• Stated task: Pick out each line containing the string "والبيهقي" and copy it.

• Information supplied:
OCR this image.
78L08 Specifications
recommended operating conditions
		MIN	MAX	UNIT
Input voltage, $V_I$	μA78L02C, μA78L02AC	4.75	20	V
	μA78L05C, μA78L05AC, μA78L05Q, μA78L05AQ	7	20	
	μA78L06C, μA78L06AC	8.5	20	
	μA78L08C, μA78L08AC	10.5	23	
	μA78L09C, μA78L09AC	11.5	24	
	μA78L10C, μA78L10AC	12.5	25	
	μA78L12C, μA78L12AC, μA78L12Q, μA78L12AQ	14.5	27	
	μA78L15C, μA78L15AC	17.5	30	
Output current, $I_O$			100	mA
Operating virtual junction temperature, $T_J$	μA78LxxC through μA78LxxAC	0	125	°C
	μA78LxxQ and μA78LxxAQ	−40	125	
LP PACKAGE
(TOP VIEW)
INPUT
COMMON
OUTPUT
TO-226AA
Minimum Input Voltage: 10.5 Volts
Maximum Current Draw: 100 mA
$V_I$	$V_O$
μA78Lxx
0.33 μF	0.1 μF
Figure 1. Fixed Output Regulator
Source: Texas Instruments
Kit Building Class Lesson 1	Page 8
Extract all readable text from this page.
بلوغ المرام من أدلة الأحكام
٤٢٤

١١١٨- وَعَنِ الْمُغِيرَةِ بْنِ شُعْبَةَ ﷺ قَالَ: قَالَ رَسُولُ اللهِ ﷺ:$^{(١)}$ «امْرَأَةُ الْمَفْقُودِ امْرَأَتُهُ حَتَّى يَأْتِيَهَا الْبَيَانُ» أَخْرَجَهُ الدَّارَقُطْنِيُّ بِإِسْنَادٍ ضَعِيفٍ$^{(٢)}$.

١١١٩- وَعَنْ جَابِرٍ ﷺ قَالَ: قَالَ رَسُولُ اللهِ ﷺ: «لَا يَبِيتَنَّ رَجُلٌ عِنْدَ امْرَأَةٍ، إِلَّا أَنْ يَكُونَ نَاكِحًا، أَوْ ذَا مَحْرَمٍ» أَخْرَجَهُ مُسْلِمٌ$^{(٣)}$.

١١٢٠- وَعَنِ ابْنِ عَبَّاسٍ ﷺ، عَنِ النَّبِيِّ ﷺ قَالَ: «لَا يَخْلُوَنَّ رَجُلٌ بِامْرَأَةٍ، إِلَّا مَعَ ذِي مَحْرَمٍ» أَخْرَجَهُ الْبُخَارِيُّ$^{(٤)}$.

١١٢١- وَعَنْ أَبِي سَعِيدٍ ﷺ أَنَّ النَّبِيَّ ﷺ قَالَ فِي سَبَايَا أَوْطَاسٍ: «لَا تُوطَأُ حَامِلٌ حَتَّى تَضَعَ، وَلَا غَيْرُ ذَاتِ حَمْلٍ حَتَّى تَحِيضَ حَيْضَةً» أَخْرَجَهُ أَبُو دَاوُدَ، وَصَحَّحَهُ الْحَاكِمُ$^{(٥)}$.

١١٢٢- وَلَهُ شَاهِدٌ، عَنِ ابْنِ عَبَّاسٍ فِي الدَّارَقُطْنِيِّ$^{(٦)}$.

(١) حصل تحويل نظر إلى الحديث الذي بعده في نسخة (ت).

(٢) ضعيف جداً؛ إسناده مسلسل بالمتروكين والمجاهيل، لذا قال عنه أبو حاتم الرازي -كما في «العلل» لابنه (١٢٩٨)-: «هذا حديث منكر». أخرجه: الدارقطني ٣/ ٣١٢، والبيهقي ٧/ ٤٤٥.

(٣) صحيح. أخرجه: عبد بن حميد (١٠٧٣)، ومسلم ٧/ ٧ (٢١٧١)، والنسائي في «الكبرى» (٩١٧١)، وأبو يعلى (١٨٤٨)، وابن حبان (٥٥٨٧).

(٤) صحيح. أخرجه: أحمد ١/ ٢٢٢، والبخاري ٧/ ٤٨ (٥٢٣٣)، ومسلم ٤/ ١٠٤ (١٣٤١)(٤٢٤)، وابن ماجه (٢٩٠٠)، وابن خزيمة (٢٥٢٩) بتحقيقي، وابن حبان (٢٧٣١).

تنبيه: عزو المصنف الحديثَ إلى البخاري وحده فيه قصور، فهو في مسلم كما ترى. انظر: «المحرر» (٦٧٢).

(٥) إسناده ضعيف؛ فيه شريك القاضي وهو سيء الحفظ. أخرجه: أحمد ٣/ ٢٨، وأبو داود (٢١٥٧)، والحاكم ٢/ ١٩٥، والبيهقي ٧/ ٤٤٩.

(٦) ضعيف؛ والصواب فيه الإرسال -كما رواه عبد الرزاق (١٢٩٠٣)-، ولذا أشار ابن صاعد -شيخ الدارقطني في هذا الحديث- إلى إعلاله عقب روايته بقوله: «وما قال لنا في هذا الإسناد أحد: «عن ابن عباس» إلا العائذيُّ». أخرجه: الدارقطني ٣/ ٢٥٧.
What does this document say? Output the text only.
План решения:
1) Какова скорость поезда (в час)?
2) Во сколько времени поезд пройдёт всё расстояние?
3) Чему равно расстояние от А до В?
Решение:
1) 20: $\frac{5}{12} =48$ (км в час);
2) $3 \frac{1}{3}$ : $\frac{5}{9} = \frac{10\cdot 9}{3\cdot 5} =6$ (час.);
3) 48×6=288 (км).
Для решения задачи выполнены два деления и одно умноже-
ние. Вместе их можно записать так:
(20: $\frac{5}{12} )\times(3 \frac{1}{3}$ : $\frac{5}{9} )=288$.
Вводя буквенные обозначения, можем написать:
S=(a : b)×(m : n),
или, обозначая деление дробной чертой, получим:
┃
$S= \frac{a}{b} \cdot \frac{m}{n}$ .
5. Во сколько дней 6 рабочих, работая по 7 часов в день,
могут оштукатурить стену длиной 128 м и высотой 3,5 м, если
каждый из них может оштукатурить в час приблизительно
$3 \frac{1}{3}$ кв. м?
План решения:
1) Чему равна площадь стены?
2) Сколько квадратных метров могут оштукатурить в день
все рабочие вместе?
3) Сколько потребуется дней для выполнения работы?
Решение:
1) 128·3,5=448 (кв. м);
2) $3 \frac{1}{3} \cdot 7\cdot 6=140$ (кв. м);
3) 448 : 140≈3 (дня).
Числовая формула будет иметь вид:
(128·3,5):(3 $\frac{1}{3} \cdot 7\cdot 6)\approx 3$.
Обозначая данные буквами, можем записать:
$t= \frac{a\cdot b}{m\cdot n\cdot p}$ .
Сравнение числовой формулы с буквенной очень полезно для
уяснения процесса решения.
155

• Complete output:
(٢) ضعيف جداً؛ إسناده مسلسل بالمتروكين والمجاهيل، لذا قال عنه أبو حاتم الرازي -كما في «العلل» لابنه (١٢٩٨)-: «هذا حديث منكر». أخرجه: الدارقطني ٣/ ٣١٢، والبيهقي ٧/ ٤٤٥.
(٥) إسناده ضعيف؛ فيه شريك القاضي وهو سيء الحفظ. أخرجه: أحمد ٣/ ٢٨، وأبو داود (٢١٥٧)، والحاكم ٢/ ١٩٥، والبيهقي ٧/ ٤٤٩.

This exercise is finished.